Output every entry exactly, from the first line to the last.

+ + +

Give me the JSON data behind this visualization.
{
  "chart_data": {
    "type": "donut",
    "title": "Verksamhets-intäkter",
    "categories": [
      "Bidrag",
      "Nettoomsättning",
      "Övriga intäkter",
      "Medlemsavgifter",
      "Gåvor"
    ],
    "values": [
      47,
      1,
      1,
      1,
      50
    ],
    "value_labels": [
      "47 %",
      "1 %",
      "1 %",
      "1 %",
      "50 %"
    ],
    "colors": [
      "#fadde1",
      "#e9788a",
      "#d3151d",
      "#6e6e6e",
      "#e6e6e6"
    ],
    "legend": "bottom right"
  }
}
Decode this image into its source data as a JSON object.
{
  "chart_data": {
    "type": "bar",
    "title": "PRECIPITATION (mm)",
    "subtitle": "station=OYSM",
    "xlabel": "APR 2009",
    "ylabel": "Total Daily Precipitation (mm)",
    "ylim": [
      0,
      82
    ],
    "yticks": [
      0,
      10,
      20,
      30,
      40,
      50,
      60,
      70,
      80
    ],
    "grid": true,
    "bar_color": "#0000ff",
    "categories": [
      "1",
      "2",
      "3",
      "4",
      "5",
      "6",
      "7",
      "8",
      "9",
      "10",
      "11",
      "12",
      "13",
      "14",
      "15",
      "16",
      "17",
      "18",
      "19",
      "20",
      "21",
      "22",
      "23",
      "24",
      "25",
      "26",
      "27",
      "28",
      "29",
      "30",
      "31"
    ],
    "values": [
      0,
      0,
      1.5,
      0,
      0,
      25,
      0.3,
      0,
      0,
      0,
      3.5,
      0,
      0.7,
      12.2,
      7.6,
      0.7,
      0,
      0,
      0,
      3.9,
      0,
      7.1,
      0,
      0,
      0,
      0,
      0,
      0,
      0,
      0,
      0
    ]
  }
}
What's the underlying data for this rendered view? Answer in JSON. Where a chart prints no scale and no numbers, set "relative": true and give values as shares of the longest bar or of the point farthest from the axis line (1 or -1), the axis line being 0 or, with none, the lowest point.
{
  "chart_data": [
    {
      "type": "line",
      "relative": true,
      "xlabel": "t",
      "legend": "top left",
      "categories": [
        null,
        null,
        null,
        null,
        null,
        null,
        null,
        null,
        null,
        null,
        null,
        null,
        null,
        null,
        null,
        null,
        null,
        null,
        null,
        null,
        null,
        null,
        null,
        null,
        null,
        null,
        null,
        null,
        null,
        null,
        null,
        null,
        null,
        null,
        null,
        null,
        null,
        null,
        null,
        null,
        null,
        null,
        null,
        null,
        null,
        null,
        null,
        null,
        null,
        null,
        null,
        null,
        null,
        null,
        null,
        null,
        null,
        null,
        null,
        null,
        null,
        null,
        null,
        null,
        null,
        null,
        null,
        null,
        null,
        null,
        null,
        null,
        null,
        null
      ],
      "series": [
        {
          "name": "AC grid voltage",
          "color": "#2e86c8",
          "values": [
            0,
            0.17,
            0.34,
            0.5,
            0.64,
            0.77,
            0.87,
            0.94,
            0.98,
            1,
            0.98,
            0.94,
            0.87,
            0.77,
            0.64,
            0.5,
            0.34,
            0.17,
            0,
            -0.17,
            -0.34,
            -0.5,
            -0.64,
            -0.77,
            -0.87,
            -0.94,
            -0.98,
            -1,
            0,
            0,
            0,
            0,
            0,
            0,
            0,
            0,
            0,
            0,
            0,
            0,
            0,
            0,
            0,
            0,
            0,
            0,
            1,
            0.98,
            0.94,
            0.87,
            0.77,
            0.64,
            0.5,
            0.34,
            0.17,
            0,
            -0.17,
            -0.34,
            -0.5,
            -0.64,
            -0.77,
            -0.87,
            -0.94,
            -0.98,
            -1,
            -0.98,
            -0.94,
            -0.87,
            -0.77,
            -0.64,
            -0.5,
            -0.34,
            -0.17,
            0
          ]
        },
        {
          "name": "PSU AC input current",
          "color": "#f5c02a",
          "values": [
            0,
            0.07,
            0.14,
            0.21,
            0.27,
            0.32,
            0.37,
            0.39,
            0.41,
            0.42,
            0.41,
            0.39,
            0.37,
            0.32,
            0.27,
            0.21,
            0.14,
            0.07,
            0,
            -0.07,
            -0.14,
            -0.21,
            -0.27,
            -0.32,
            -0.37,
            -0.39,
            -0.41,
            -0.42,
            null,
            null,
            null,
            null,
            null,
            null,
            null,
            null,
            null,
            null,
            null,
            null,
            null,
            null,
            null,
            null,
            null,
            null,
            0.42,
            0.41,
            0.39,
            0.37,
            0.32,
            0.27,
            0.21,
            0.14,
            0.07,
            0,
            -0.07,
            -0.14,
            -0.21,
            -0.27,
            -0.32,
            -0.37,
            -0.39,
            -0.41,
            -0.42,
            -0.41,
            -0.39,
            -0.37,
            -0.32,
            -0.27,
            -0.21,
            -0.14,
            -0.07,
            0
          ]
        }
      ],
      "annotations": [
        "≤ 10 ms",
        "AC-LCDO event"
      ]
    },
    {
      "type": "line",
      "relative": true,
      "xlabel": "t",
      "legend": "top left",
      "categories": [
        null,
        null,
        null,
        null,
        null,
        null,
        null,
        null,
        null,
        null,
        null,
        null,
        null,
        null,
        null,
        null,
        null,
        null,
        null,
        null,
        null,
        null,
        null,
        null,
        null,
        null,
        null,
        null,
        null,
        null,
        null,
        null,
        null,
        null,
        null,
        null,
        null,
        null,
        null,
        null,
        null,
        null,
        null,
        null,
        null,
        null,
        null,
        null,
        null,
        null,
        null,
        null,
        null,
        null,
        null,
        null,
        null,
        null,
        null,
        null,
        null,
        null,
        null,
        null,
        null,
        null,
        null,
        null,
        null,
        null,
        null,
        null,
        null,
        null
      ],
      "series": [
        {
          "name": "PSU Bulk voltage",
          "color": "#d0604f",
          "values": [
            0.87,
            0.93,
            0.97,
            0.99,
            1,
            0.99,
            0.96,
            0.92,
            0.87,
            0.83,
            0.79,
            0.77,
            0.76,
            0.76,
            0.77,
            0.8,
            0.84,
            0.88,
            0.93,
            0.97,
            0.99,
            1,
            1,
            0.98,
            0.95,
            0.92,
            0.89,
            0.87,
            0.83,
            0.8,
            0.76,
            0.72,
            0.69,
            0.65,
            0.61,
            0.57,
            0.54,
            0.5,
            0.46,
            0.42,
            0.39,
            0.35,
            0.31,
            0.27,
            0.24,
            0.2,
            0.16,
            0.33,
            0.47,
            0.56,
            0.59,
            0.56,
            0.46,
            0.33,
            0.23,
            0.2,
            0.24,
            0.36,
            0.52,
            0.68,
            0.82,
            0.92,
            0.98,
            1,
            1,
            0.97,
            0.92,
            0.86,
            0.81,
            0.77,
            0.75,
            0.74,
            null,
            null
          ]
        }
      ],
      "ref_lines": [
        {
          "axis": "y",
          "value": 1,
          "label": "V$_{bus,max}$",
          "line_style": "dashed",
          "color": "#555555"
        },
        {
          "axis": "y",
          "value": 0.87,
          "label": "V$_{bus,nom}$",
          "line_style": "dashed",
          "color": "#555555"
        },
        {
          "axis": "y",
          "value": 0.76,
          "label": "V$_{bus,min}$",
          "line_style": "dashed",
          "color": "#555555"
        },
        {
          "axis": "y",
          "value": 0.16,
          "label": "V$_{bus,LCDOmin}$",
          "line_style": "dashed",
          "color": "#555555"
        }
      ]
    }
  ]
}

+ + +

**OUTPUT FOR THIS TASK**
Give me the JSON data behind this visualization.
{
  "chart_data": {
    "type": "donut",
    "title": "Verksamhets-intäkter",
    "categories": [
      "Bidrag",
      "Nettoomsättning",
      "Övriga intäkter",
      "Medlemsavgifter",
      "Gåvor"
    ],
    "values": [
      47,
      1,
      1,
      1,
      50
    ],
    "value_labels": [
      "47 %",
      "1 %",
      "1 %",
      "1 %",
      "50 %"
    ],
    "colors": [
      "#fadde1",
      "#e9788a",
      "#d3151d",
      "#6e6e6e",
      "#e6e6e6"
    ],
    "legend": "bottom right"
  }
}
Decode this image into its source data as a JSON object.
{
  "chart_data": {
    "type": "bar",
    "title": "PRECIPITATION (mm)",
    "subtitle": "station=OYSM",
    "xlabel": "APR 2009",
    "ylabel": "Total Daily Precipitation (mm)",
    "ylim": [
      0,
      82
    ],
    "yticks": [
      0,
      10,
      20,
      30,
      40,
      50,
      60,
      70,
      80
    ],
    "grid": true,
    "bar_color": "#0000ff",
    "categories": [
      "1",
      "2",
      "3",
      "4",
      "5",
      "6",
      "7",
      "8",
      "9",
      "10",
      "11",
      "12",
      "13",
      "14",
      "15",
      "16",
      "17",
      "18",
      "19",
      "20",
      "21",
      "22",
      "23",
      "24",
      "25",
      "26",
      "27",
      "28",
      "29",
      "30",
      "31"
    ],
    "values": [
      0,
      0,
      1.5,
      0,
      0,
      25,
      0.3,
      0,
      0,
      0,
      3.5,
      0,
      0.7,
      12.2,
      7.6,
      0.7,
      0,
      0,
      0,
      3.9,
      0,
      7.1,
      0,
      0,
      0,
      0,
      0,
      0,
      0,
      0,
      0
    ]
  }
}
What's the underlying data for this rendered view? Answer in JSON. Where a chart prints no scale and no numbers, set "relative": true and give values as shares of the longest bar or of the point farthest from the axis line (1 or -1), the axis line being 0 or, with none, the lowest point.
{
  "chart_data": [
    {
      "type": "line",
      "relative": true,
      "xlabel": "t",
      "legend": "top left",
      "categories": [
        null,
        null,
        null,
        null,
        null,
        null,
        null,
        null,
        null,
        null,
        null,
        null,
        null,
        null,
        null,
        null,
        null,
        null,
        null,
        null,
        null,
        null,
        null,
        null,
        null,
        null,
        null,
        null,
        null,
        null,
        null,
        null,
        null,
        null,
        null,
        null,
        null,
        null,
        null,
        null,
        null,
        null,
        null,
        null,
        null,
        null,
        null,
        null,
        null,
        null,
        null,
        null,
        null,
        null,
        null,
        null,
        null,
        null,
        null,
        null,
        null,
        null,
        null,
        null,
        null,
        null,
        null,
        null,
        null,
        null,
        null,
        null,
        null,
        null
      ],
      "series": [
        {
          "name": "AC grid voltage",
          "color": "#2e86c8",
          "values": [
            0,
            0.17,
            0.34,
            0.5,
            0.64,
            0.77,
            0.87,
            0.94,
            0.98,
            1,
            0.98,
            0.94,
            0.87,
            0.77,
            0.64,
            0.5,
            0.34,
            0.17,
            0,
            -0.17,
            -0.34,
            -0.5,
            -0.64,
            -0.77,
            -0.87,
            -0.94,
            -0.98,
            -1,
            0,
            0,
            0,
            0,
            0,
            0,
            0,
            0,
            0,
            0,
            0,
            0,
            0,
            0,
            0,
            0,
            0,
            0,
            1,
            0.98,
            0.94,
            0.87,
            0.77,
            0.64,
            0.5,
            0.34,
            0.17,
            0,
            -0.17,
            -0.34,
            -0.5,
            -0.64,
            -0.77,
            -0.87,
            -0.94,
            -0.98,
            -1,
            -0.98,
            -0.94,
            -0.87,
            -0.77,
            -0.64,
            -0.5,
            -0.34,
            -0.17,
            0
          ]
        },
        {
          "name": "PSU AC input current",
          "color": "#f5c02a",
          "values": [
            0,
            0.07,
            0.14,
            0.21,
            0.27,
            0.32,
            0.37,
            0.39,
            0.41,
            0.42,
            0.41,
            0.39,
            0.37,
            0.32,
            0.27,
            0.21,
            0.14,
            0.07,
            0,
            -0.07,
            -0.14,
            -0.21,
            -0.27,
            -0.32,
            -0.37,
            -0.39,
            -0.41,
            -0.42,
            null,
            null,
            null,
            null,
            null,
            null,
            null,
            null,
            null,
            null,
            null,
            null,
            null,
            null,
            null,
            null,
            null,
            null,
            0.42,
            0.41,
            0.39,
            0.37,
            0.32,
            0.27,
            0.21,
            0.14,
            0.07,
            0,
            -0.07,
            -0.14,
            -0.21,
            -0.27,
            -0.32,
            -0.37,
            -0.39,
            -0.41,
            -0.42,
            -0.41,
            -0.39,
            -0.37,
            -0.32,
            -0.27,
            -0.21,
            -0.14,
            -0.07,
            0
          ]
        }
      ],
      "annotations": [
        "≤ 10 ms",
        "AC-LCDO event"
      ]
    },
    {
      "type": "line",
      "relative": true,
      "xlabel": "t",
      "legend": "top left",
      "categories": [
        null,
        null,
        null,
        null,
        null,
        null,
        null,
        null,
        null,
        null,
        null,
        null,
        null,
        null,
        null,
        null,
        null,
        null,
        null,
        null,
        null,
        null,
        null,
        null,
        null,
        null,
        null,
        null,
        null,
        null,
        null,
        null,
        null,
        null,
        null,
        null,
        null,
        null,
        null,
        null,
        null,
        null,
        null,
        null,
        null,
        null,
        null,
        null,
        null,
        null,
        null,
        null,
        null,
        null,
        null,
        null,
        null,
        null,
        null,
        null,
        null,
        null,
        null,
        null,
        null,
        null,
        null,
        null,
        null,
        null,
        null,
        null,
        null,
        null
      ],
      "series": [
        {
          "name": "PSU Bulk voltage",
          "color": "#d0604f",
          "values": [
            0.87,
            0.93,
            0.97,
            0.99,
            1,
            0.99,
            0.96,
            0.92,
            0.87,
            0.83,
            0.79,
            0.77,
            0.76,
            0.76,
            0.77,
            0.8,
            0.84,
            0.88,
            0.93,
            0.97,
            0.99,
            1,
            1,
            0.98,
            0.95,
            0.92,
            0.89,
            0.87,
            0.83,
            0.8,
            0.76,
            0.72,
            0.69,
            0.65,
            0.61,
            0.57,
            0.54,
            0.5,
            0.46,
            0.42,
            0.39,
            0.35,
            0.31,
            0.27,
            0.24,
            0.2,
            0.16,
            0.33,
            0.47,
            0.56,
            0.59,
            0.56,
            0.46,
            0.33,
            0.23,
            0.2,
            0.24,
            0.36,
            0.52,
            0.68,
            0.82,
            0.92,
            0.98,
            1,
            1,
            0.97,
            0.92,
            0.86,
            0.81,
            0.77,
            0.75,
            0.74,
            null,
            null
          ]
        }
      ],
      "ref_lines": [
        {
          "axis": "y",
          "value": 1,
          "label": "V$_{bus,max}$",
          "line_style": "dashed",
          "color": "#555555"
        },
        {
          "axis": "y",
          "value": 0.87,
          "label": "V$_{bus,nom}$",
          "line_style": "dashed",
          "color": "#555555"
        },
        {
          "axis": "y",
          "value": 0.76,
          "label": "V$_{bus,min}$",
          "line_style": "dashed",
          "color": "#555555"
        },
        {
          "axis": "y",
          "value": 0.16,
          "label": "V$_{bus,LCDOmin}$",
          "line_style": "dashed",
          "color": "#555555"
        }
      ]
    }
  ]
}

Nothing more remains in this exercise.